§ **SOURCE RECORDS**

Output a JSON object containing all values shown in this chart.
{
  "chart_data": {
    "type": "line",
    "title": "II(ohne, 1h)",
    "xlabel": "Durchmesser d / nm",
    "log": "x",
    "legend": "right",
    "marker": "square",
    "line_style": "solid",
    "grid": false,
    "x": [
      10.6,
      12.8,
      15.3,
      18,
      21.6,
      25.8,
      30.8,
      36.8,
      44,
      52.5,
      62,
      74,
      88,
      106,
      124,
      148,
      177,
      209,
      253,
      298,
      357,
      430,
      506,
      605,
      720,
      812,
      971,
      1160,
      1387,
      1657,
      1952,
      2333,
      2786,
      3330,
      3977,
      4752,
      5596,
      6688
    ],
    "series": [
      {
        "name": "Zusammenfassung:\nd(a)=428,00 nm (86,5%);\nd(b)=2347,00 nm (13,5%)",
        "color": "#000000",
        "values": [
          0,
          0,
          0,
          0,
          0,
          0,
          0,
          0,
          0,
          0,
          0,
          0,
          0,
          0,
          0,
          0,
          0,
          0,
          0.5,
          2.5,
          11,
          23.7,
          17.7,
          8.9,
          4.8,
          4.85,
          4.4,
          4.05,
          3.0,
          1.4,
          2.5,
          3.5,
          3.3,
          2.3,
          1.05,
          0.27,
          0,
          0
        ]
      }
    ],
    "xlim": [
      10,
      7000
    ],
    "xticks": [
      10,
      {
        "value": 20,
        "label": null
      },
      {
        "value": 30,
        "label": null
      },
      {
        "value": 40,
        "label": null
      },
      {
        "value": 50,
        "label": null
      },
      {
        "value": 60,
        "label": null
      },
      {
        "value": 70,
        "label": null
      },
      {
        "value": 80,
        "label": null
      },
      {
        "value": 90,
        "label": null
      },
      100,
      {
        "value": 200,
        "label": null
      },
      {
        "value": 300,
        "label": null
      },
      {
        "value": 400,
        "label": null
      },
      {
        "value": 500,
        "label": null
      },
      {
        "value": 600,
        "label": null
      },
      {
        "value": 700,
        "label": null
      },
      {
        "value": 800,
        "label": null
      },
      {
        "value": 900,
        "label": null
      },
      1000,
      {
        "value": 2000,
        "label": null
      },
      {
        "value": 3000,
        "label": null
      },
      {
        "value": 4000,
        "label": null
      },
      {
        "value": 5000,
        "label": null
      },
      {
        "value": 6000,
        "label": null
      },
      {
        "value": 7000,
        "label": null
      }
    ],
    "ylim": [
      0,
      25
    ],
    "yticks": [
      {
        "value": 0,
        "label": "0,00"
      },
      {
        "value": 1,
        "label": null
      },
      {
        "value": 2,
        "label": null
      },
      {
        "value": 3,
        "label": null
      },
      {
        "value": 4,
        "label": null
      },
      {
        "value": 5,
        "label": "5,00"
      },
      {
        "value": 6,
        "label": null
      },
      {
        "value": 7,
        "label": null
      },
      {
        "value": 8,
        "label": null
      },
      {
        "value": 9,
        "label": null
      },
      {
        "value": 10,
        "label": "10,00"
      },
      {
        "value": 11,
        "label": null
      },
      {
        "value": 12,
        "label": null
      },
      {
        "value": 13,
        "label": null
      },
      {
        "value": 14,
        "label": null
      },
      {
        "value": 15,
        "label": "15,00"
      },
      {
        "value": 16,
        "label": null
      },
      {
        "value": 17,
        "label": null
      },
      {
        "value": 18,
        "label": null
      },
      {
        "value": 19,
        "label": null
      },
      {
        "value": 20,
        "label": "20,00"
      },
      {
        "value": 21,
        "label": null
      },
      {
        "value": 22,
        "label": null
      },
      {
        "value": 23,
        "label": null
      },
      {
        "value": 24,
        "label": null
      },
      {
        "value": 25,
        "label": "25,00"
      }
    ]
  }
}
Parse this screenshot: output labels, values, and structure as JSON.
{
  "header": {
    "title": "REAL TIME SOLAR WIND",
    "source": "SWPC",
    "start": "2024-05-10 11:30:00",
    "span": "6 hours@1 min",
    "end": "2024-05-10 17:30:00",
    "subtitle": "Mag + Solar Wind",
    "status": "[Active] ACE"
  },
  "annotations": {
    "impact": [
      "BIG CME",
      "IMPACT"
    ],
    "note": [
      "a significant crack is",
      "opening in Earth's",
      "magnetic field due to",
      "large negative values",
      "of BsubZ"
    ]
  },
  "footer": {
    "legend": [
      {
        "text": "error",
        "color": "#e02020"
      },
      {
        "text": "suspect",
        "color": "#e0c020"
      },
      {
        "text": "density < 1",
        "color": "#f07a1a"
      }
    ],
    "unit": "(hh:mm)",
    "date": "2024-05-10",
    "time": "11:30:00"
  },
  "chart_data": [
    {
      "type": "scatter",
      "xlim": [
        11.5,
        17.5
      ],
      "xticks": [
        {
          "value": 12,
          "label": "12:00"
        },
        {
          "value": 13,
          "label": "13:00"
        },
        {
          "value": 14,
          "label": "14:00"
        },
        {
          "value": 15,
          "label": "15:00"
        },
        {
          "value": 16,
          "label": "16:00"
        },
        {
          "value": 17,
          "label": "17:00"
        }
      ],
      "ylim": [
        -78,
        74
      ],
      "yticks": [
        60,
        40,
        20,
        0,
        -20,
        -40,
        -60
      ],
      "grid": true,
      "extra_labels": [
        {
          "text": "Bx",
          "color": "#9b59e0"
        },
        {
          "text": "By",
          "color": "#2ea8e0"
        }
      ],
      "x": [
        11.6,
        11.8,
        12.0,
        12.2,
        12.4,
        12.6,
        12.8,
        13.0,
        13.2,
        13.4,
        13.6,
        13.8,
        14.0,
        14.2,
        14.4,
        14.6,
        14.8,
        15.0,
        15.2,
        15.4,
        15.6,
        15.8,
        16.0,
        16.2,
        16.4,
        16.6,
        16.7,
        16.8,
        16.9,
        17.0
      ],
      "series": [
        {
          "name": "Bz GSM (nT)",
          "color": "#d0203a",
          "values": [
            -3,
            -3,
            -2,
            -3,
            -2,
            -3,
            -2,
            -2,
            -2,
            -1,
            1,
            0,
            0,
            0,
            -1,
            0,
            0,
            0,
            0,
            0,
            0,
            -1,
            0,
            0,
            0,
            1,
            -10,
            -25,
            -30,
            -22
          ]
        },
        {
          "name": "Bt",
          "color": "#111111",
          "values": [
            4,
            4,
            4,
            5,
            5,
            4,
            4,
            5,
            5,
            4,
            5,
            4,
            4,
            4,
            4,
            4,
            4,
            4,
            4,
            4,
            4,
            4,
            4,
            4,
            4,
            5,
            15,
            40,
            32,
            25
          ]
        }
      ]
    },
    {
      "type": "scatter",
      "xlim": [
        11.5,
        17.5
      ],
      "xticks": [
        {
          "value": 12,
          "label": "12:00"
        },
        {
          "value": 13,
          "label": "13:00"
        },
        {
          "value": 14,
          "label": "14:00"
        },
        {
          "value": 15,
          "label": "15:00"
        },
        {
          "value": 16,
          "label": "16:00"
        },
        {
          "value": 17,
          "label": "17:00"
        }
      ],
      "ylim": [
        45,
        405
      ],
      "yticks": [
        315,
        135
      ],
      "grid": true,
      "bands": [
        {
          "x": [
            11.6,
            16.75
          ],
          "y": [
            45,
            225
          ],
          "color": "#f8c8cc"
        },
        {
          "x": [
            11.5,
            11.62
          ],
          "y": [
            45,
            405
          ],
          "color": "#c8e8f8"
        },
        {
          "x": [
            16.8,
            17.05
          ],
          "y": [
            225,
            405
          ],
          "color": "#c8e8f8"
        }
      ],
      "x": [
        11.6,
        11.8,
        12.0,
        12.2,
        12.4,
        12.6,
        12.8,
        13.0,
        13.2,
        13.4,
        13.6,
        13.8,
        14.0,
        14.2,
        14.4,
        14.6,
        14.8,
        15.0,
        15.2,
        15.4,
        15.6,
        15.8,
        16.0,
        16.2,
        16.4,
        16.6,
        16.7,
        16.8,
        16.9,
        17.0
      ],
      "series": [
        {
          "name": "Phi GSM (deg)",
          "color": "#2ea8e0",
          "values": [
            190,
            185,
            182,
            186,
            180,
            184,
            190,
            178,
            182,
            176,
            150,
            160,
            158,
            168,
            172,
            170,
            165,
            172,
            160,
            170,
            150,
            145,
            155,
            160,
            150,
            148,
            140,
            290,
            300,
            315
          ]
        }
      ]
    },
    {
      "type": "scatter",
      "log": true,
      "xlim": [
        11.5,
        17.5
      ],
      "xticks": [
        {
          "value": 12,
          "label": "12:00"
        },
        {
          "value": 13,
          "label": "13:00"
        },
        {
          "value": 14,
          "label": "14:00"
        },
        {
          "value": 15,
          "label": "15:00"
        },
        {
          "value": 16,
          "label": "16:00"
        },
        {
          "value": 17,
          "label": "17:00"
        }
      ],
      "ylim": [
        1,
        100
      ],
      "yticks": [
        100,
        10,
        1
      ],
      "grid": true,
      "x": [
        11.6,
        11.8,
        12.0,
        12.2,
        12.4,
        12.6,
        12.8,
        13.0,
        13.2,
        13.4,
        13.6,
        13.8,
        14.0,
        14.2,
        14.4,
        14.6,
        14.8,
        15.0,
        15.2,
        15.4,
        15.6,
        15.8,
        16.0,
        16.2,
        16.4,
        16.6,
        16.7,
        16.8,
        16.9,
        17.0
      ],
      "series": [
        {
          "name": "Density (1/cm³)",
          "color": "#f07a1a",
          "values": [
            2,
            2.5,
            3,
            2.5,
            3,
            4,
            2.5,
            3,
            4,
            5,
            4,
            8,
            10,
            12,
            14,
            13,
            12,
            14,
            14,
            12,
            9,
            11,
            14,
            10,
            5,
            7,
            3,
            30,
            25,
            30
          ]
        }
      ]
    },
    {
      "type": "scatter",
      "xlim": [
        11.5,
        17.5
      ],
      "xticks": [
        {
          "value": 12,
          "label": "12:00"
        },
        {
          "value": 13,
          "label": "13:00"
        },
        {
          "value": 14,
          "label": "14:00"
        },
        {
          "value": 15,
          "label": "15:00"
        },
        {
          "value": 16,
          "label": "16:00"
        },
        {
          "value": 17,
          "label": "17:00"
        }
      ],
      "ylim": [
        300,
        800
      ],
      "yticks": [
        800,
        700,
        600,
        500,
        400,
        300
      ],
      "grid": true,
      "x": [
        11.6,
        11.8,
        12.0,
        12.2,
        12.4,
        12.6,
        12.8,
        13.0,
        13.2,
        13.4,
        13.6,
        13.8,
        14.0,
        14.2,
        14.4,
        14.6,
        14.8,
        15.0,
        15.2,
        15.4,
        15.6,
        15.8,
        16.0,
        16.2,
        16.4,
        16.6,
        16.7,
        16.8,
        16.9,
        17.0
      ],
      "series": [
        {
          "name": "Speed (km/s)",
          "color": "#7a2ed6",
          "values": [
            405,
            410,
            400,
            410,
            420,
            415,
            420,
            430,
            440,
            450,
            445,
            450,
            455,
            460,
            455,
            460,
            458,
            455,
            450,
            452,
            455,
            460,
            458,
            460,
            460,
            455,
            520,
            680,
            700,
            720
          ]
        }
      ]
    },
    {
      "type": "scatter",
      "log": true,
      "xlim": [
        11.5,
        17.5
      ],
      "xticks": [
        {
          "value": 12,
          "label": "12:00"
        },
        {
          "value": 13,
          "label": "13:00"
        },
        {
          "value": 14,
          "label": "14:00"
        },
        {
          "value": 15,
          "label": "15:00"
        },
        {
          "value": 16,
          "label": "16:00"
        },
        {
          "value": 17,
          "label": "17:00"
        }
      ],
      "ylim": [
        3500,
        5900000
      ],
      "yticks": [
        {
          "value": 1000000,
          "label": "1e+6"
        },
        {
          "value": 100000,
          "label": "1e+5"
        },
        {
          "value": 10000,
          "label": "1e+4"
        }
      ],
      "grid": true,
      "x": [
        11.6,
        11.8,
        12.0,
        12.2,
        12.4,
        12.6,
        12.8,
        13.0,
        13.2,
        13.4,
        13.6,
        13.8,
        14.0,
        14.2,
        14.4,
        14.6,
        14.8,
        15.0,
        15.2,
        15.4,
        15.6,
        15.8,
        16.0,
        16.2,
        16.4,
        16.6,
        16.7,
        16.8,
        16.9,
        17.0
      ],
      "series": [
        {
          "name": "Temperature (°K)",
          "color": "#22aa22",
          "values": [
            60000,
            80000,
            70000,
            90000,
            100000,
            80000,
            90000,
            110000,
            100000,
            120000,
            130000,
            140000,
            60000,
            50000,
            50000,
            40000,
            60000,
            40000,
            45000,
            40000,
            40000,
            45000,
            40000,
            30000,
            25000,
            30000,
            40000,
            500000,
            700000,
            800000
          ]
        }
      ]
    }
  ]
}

§ **WHAT TO PRODUCE**
Copy each line of the preceding data that contains the string "this".

§ **THE RESPONSE**
Output a JSON object containing all values shown in this chart.
Parse this screenshot: output labels, values, and structure as JSON.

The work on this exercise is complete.